Set problem: The records below must be retyped exactly.

[Entries taken from a collection]
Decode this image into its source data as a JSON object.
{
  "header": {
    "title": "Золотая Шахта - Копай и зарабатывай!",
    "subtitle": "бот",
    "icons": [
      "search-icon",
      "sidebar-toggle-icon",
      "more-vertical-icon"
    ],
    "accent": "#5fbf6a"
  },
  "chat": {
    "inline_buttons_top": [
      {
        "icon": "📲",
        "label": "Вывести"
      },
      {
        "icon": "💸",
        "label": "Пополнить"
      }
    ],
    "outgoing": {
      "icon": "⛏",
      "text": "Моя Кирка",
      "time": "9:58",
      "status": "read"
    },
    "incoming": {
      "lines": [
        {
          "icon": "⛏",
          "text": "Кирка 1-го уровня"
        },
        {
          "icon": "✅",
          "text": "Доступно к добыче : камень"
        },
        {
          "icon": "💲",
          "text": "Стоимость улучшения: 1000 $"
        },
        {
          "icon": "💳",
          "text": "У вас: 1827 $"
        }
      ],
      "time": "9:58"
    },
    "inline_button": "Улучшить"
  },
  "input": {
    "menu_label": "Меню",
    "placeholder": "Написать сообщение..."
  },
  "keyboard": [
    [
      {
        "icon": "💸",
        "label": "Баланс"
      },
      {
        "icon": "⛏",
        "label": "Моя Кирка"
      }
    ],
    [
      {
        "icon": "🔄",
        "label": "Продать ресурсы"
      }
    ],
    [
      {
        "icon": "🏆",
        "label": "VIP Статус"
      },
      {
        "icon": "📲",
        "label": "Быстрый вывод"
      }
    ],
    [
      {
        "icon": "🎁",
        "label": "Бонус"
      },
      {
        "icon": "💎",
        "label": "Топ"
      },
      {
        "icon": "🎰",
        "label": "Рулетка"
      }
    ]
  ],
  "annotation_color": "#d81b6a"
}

Exercise solution:
Decode this image into its source data as a JSON object.
{
  "header": {
    "title": "Золотая Шахта - Копай и зарабатывай!",
    "subtitle": "бот",
    "icons": [
      "search-icon",
      "sidebar-toggle-icon",
      "more-vertical-icon"
    ],
    "accent": "#5fbf6a"
  },
  "chat": {
    "inline_buttons_top": [
      {
        "icon": "📲",
        "label": "Вывести"
      },
      {
        "icon": "💸",
        "label": "Пополнить"
      }
    ],
    "outgoing": {
      "icon": "⛏",
      "text": "Моя Кирка",
      "time": "9:58",
      "status": "read"
    },
    "incoming": {
      "lines": [
        {
          "icon": "⛏",
          "text": "Кирка 1-го уровня"
        },
        {
          "icon": "✅",
          "text": "Доступно к добыче : камень"
        },
        {
          "icon": "💲",
          "text": "Стоимость улучшения: 1000 $"
        },
        {
          "icon": "💳",
          "text": "У вас: 1827 $"
        }
      ],
      "time": "9:58"
    },
    "inline_button": "Улучшить"
  },
  "input": {
    "menu_label": "Меню",
    "placeholder": "Написать сообщение..."
  },
  "keyboard": [
    [
      {
        "icon": "💸",
        "label": "Баланс"
      },
      {
        "icon": "⛏",
        "label": "Моя Кирка"
      }
    ],
    [
      {
        "icon": "🔄",
        "label": "Продать ресурсы"
      }
    ],
    [
      {
        "icon": "🏆",
        "label": "VIP Статус"
      },
      {
        "icon": "📲",
        "label": "Быстрый вывод"
      }
    ],
    [
      {
        "icon": "🎁",
        "label": "Бонус"
      },
      {
        "icon": "💎",
        "label": "Топ"
      },
      {
        "icon": "🎰",
        "label": "Рулетка"
      }
    ]
  ],
  "annotation_color": "#d81b6a"
}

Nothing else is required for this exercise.